__SHORT PROBLEM__
Retype the records below exactly as they appear.

**********

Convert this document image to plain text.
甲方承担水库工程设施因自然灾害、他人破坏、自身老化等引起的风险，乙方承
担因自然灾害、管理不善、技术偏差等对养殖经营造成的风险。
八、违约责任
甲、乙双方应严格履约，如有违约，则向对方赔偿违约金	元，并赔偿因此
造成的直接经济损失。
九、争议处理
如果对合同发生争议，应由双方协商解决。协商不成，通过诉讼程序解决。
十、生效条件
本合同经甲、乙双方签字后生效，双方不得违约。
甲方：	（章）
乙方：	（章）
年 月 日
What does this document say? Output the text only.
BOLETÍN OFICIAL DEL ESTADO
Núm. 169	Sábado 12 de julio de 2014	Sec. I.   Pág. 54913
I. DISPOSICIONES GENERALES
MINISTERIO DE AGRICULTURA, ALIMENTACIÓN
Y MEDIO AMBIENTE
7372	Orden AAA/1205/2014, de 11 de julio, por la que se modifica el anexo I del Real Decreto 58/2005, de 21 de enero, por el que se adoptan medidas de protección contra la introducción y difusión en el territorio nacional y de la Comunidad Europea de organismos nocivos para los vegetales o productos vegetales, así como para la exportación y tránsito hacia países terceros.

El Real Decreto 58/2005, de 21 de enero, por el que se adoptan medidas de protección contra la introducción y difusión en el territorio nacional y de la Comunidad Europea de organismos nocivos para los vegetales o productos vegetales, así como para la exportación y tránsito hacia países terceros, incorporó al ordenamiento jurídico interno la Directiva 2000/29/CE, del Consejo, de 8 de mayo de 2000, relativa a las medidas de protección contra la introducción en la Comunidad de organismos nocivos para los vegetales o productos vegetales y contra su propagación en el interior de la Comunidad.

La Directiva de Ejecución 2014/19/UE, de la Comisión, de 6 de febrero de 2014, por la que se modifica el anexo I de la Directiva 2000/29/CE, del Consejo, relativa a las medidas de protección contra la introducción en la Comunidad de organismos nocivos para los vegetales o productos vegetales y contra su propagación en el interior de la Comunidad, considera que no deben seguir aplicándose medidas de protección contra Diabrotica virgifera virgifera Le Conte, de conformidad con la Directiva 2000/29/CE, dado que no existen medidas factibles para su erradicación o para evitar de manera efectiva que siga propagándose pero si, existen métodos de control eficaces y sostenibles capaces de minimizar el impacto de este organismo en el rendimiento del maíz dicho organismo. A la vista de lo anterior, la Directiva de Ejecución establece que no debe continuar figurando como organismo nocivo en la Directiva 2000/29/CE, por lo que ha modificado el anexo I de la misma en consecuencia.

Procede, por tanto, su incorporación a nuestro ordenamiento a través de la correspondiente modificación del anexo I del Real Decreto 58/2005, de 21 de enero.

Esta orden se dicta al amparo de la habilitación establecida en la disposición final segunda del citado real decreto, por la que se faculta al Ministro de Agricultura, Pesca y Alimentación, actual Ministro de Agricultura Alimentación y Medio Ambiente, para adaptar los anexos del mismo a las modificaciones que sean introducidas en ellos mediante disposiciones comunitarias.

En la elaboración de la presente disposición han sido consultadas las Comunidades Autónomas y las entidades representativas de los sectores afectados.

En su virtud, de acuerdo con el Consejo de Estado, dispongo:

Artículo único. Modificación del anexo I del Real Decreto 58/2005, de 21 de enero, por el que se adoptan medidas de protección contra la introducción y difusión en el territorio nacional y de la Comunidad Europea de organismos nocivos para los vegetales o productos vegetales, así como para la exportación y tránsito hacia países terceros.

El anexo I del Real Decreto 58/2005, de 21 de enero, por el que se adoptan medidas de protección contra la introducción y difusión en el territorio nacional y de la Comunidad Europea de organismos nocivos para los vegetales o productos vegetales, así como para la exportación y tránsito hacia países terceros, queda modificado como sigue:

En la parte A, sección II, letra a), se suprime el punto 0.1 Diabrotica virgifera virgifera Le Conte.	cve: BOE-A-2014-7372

**********

__TASK RESPONSE__
Convert this document image to plain text.
甲方承担水库工程设施因自然灾害、他人破坏、自身老化等引起的风险，乙方承
担因自然灾害、管理不善、技术偏差等对养殖经营造成的风险。
八、违约责任
甲、乙双方应严格履约，如有违约，则向对方赔偿违约金	元，并赔偿因此
造成的直接经济损失。
九、争议处理
如果对合同发生争议，应由双方协商解决。协商不成，通过诉讼程序解决。
十、生效条件
本合同经甲、乙双方签字后生效，双方不得违约。
甲方：	（章）
乙方：	（章）
年 月 日
What does this document say? Output the text only.
BOLETÍN OFICIAL DEL ESTADO
Núm. 169	Sábado 12 de julio de 2014	Sec. I.   Pág. 54913
I. DISPOSICIONES GENERALES
MINISTERIO DE AGRICULTURA, ALIMENTACIÓN
Y MEDIO AMBIENTE
7372	Orden AAA/1205/2014, de 11 de julio, por la que se modifica el anexo I del Real Decreto 58/2005, de 21 de enero, por el que se adoptan medidas de protección contra la introducción y difusión en el territorio nacional y de la Comunidad Europea de organismos nocivos para los vegetales o productos vegetales, así como para la exportación y tránsito hacia países terceros.

El Real Decreto 58/2005, de 21 de enero, por el que se adoptan medidas de protección contra la introducción y difusión en el territorio nacional y de la Comunidad Europea de organismos nocivos para los vegetales o productos vegetales, así como para la exportación y tránsito hacia países terceros, incorporó al ordenamiento jurídico interno la Directiva 2000/29/CE, del Consejo, de 8 de mayo de 2000, relativa a las medidas de protección contra la introducción en la Comunidad de organismos nocivos para los vegetales o productos vegetales y contra su propagación en el interior de la Comunidad.

La Directiva de Ejecución 2014/19/UE, de la Comisión, de 6 de febrero de 2014, por la que se modifica el anexo I de la Directiva 2000/29/CE, del Consejo, relativa a las medidas de protección contra la introducción en la Comunidad de organismos nocivos para los vegetales o productos vegetales y contra su propagación en el interior de la Comunidad, considera que no deben seguir aplicándose medidas de protección contra Diabrotica virgifera virgifera Le Conte, de conformidad con la Directiva 2000/29/CE, dado que no existen medidas factibles para su erradicación o para evitar de manera efectiva que siga propagándose pero si, existen métodos de control eficaces y sostenibles capaces de minimizar el impacto de este organismo en el rendimiento del maíz dicho organismo. A la vista de lo anterior, la Directiva de Ejecución establece que no debe continuar figurando como organismo nocivo en la Directiva 2000/29/CE, por lo que ha modificado el anexo I de la misma en consecuencia.

Procede, por tanto, su incorporación a nuestro ordenamiento a través de la correspondiente modificación del anexo I del Real Decreto 58/2005, de 21 de enero.

Esta orden se dicta al amparo de la habilitación establecida en la disposición final segunda del citado real decreto, por la que se faculta al Ministro de Agricultura, Pesca y Alimentación, actual Ministro de Agricultura Alimentación y Medio Ambiente, para adaptar los anexos del mismo a las modificaciones que sean introducidas en ellos mediante disposiciones comunitarias.

En la elaboración de la presente disposición han sido consultadas las Comunidades Autónomas y las entidades representativas de los sectores afectados.

En su virtud, de acuerdo con el Consejo de Estado, dispongo:

Artículo único. Modificación del anexo I del Real Decreto 58/2005, de 21 de enero, por el que se adoptan medidas de protección contra la introducción y difusión en el territorio nacional y de la Comunidad Europea de organismos nocivos para los vegetales o productos vegetales, así como para la exportación y tránsito hacia países terceros.

El anexo I del Real Decreto 58/2005, de 21 de enero, por el que se adoptan medidas de protección contra la introducción y difusión en el territorio nacional y de la Comunidad Europea de organismos nocivos para los vegetales o productos vegetales, así como para la exportación y tránsito hacia países terceros, queda modificado como sigue:

En la parte A, sección II, letra a), se suprime el punto 0.1 Diabrotica virgifera virgifera Le Conte.	cve: BOE-A-2014-7372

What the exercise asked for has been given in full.